• Record extracts

===============

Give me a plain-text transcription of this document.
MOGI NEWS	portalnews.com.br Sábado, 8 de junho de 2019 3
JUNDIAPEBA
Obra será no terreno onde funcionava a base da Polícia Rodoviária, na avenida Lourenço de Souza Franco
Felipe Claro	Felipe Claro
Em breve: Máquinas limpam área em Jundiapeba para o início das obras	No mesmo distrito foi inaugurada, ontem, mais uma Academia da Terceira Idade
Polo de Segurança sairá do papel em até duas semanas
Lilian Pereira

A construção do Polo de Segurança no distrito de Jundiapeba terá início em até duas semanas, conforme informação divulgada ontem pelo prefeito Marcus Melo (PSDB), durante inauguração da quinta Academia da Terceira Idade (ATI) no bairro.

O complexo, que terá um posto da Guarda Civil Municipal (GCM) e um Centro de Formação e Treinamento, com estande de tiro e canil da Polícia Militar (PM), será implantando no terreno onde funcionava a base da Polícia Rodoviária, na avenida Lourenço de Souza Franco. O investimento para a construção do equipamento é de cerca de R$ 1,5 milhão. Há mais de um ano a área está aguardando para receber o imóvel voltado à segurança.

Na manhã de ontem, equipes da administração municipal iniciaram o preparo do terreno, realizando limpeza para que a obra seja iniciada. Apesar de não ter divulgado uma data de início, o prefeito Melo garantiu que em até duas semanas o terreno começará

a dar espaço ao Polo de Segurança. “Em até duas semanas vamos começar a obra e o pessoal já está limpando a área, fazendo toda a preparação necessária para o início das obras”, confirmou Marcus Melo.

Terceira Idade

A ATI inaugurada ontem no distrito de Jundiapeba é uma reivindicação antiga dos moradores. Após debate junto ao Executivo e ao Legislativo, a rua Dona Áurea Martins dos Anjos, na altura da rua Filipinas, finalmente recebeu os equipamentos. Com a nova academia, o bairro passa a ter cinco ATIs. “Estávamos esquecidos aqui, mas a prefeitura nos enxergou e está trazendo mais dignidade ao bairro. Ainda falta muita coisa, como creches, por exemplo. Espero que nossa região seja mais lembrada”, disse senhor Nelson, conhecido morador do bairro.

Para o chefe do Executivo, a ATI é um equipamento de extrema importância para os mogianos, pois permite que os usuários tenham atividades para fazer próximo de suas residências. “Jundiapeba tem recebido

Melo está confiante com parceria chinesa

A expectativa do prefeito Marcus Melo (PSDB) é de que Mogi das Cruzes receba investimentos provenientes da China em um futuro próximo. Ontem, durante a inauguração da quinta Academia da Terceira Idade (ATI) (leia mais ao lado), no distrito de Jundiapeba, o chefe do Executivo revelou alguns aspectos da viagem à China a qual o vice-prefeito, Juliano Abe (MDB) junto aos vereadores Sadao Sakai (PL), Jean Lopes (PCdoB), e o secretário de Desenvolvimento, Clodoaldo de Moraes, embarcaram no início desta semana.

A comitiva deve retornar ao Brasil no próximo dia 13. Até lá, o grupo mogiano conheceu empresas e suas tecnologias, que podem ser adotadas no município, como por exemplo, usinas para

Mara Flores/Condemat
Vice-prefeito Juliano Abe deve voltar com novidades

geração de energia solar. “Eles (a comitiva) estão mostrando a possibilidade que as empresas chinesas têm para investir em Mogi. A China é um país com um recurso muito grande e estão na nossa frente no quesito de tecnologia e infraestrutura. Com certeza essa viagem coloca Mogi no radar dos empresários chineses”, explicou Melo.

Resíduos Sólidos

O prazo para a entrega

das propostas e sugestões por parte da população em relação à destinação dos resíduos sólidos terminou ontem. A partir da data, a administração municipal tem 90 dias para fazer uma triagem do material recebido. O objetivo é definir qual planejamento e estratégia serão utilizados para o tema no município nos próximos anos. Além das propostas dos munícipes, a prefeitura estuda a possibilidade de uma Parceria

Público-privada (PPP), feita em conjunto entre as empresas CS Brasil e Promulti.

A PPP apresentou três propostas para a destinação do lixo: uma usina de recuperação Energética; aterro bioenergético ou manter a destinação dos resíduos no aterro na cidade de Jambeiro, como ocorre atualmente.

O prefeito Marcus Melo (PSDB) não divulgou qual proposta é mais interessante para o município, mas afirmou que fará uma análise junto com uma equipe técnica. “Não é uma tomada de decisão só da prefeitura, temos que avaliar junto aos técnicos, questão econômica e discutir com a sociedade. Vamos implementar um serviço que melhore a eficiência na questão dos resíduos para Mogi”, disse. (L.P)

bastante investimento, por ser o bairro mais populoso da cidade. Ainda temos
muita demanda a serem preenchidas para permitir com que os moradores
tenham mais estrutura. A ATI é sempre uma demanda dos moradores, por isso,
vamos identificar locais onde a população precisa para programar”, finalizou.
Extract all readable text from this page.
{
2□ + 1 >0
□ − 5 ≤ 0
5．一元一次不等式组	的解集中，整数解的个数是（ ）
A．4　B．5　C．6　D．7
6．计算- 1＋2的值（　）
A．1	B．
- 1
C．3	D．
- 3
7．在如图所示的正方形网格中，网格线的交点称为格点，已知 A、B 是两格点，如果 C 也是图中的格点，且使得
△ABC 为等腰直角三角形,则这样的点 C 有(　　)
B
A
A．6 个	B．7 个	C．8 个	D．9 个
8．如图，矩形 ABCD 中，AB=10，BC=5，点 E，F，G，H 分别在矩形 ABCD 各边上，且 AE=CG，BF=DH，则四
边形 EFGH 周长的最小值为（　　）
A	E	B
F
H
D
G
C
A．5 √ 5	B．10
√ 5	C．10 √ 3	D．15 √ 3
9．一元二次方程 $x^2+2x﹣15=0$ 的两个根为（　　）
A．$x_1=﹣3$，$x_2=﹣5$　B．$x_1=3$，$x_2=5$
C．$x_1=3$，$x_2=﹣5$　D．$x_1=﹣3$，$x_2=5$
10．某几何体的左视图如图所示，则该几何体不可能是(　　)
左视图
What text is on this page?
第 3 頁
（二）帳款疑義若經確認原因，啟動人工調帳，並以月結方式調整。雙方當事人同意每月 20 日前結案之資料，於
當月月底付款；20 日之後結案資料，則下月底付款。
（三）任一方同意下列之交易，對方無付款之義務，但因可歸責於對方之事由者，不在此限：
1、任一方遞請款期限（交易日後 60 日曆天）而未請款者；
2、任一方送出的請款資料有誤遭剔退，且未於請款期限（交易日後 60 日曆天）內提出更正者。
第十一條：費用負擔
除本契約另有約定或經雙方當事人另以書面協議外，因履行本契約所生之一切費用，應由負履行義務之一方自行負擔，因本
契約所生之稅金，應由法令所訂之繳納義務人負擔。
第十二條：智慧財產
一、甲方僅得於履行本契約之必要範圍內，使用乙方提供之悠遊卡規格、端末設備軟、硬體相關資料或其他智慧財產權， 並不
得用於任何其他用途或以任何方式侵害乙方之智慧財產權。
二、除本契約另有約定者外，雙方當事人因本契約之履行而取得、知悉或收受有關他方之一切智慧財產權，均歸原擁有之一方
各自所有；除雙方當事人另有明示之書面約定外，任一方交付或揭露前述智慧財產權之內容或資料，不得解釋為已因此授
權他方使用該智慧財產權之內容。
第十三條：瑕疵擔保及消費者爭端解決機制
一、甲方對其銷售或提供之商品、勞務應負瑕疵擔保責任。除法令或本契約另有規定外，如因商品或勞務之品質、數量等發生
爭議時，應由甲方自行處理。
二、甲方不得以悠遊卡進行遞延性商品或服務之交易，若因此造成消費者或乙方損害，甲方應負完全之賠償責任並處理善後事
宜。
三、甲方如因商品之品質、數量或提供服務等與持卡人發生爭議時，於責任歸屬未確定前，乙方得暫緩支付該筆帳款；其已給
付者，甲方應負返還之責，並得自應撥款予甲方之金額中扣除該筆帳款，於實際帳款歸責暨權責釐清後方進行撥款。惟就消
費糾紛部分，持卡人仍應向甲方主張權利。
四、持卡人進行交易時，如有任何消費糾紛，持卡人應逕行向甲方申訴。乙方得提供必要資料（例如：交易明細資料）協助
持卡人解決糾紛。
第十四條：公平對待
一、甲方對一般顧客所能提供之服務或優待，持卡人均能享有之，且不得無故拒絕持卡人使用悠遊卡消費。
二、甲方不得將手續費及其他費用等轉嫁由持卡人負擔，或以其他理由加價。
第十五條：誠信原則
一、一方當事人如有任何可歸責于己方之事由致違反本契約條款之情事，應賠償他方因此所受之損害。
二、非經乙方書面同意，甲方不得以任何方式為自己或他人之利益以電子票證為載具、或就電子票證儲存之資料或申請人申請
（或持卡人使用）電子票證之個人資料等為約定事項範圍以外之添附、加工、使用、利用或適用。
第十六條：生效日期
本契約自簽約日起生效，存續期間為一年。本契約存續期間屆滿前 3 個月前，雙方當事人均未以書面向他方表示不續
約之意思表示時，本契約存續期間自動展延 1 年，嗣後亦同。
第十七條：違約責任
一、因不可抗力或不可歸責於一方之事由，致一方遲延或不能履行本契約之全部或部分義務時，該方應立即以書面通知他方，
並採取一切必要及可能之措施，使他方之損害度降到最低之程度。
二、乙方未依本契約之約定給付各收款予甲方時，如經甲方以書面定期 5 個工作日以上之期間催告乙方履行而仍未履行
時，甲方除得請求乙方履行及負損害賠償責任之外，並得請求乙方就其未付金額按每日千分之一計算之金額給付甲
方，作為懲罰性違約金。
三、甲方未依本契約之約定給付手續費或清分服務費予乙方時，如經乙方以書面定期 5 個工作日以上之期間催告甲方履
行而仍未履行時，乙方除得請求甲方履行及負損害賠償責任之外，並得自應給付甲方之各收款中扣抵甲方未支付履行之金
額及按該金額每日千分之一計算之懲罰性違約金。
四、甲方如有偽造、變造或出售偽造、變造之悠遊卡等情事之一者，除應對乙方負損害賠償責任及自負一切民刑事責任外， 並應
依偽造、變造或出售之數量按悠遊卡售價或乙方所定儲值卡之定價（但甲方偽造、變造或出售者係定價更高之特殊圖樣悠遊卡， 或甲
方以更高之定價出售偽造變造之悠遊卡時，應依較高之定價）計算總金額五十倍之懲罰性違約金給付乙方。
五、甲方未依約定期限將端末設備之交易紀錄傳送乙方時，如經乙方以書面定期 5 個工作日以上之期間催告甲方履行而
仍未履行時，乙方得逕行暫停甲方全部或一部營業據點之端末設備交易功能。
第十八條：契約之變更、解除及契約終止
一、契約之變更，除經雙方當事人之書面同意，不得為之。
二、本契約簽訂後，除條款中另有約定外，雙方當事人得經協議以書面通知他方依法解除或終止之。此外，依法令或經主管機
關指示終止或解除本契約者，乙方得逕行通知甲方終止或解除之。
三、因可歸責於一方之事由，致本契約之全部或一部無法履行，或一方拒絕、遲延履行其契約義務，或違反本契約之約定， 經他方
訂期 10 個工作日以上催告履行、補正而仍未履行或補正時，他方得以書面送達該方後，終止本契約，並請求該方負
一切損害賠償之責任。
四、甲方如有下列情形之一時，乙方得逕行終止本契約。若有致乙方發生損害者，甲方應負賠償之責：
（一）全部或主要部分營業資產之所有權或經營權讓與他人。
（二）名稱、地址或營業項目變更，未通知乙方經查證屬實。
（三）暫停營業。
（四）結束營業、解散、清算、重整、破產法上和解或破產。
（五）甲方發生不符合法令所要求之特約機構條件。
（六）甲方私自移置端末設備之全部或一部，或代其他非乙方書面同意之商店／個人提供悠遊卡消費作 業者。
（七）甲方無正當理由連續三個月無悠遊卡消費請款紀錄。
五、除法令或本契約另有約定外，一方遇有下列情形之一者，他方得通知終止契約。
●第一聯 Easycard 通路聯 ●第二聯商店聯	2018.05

===============

Which lines in the listing above hold the word "交易日後"? Show each of them.

• Result
1、任一方遞請款期限（交易日後 60 日曆天）而未請款者；
2、任一方送出的請款資料有誤遭剔退，且未於請款期限（交易日後 60 日曆天）內提出更正者。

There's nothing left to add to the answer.